**Extrait:**
.....
15/09/2016
Ma langue des Hautes-Vosges : ébauche de lexique counehet-français
Je ne suis pas bilingue, contrairement à pas mal de gens qui vivent en France ; ni français-allemand, ni français-anglais, ni rien d’autre… Longtemps j’ai d’ailleurs pensé que les polyglottes étaient « moyens en tout » et que, pour posséder à fond une langue, il fallait n’en connaître qu’une, chaque langue étant à elle toute seule, immensément riche (songeons à Proust, à Hugo…). C’est probablement faux ; il y a aujourd’hui consensus pour dire que le plurilinguisme est une richesse (c’est l’un des credo de la francophonie) ; d’ailleurs Giono ne traduisait-il pas de l’italien et Dutourd de l’anglais ?
.....
**Matériel fourni:**
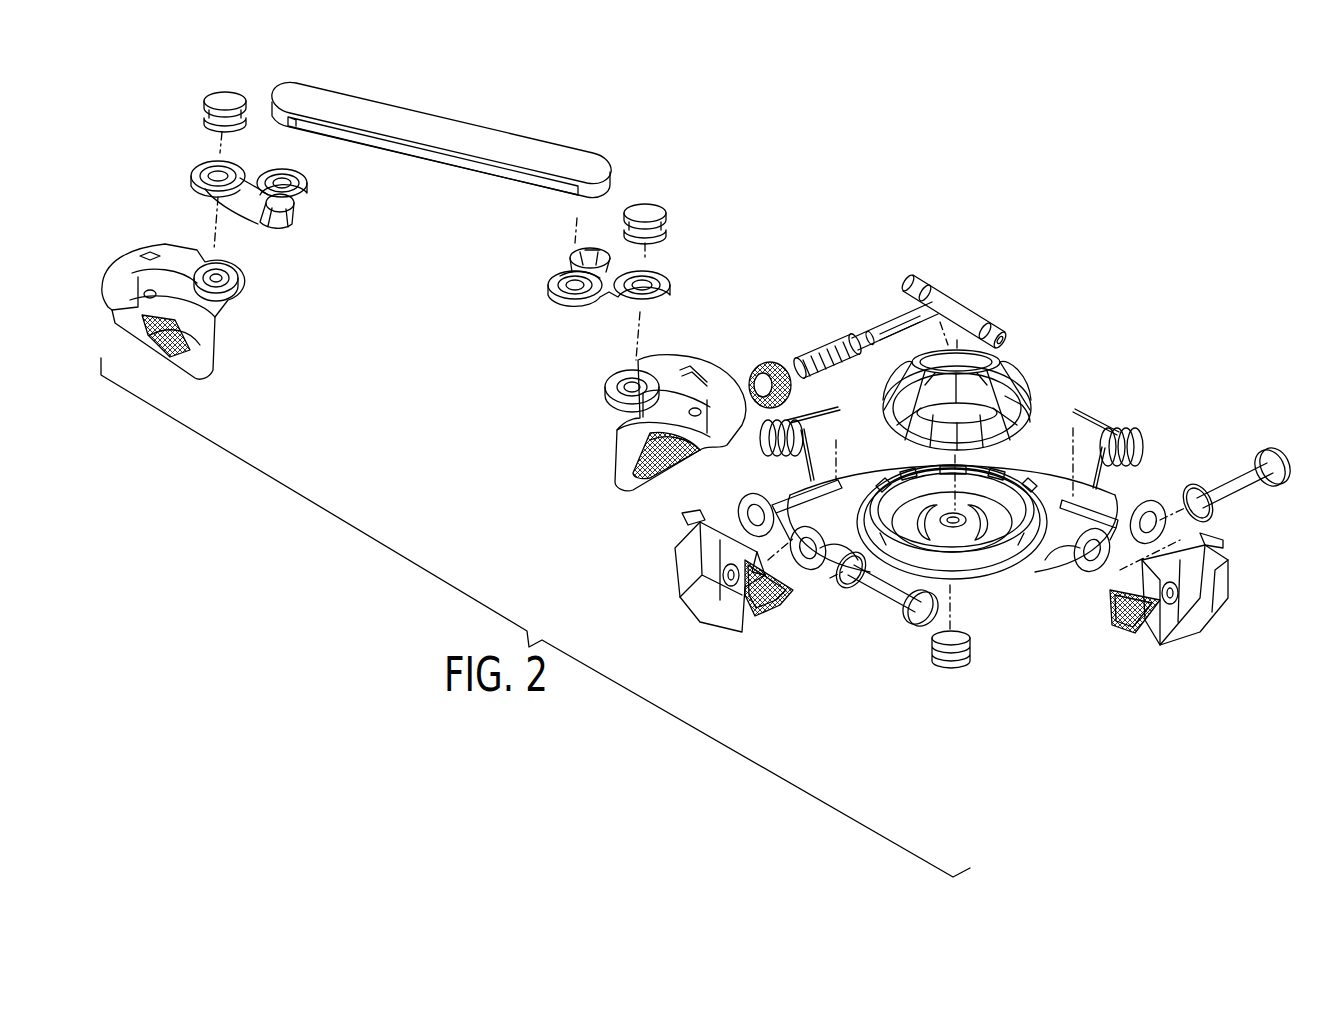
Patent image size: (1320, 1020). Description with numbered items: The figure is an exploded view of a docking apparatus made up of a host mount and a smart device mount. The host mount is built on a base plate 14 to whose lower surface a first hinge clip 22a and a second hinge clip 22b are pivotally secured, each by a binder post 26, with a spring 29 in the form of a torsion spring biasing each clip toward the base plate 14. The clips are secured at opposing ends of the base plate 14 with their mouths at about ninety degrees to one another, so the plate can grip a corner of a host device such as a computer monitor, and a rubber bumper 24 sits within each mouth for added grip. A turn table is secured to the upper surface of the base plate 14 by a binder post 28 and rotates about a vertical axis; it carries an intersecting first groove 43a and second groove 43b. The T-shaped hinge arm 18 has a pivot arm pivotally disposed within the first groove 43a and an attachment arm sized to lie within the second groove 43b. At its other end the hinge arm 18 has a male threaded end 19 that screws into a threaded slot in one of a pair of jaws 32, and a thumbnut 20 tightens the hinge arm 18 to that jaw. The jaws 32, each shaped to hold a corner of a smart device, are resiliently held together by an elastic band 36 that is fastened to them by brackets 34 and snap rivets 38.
.....
**La consigne:** Prolongez l'extrait consacré à la langue des Hautes-Vosges en reprenant juste après sa dernière phrase.

**Résultat:**
Mais quand j’étais enfant, j’utilisais comme mes parents des bribes d’une langue bizarre, ce n’est même pas un dialecte, à peine un patois, celui des Hautes Vosges. Et encore, même pas celui du bourg d’à-côté ! Car j’ai depuis consulté une sorte de manuel de la langue de La Bresse et n’y ai rien retrouvé de ce que je connaissais. J’ai lu par ailleurs suffisamment sur l’histoire de la Lorraine pour comprendre que notre « langue » était romane et pas du tout germanique (bien que traditionnellement nous étudiions tous l’allemand comme langue étrangère, avec moins de succès bien sûr que nos voisins alsaciens et même que nos cousins messins) ; l’ancienne Lotharingie avait en effet été partagée, au terme de longs épisodes guerriers ou non, en deux parties, la partie méridionale donnant la Lorraine actuelle.
De temps à autre me reviennent naturellement des mots de tous les jours qui n’ont pas pour moi d’équivalent en français, un peu comme chez les Ch’tis mais ce "bilinguisme" est de moindre ampleur.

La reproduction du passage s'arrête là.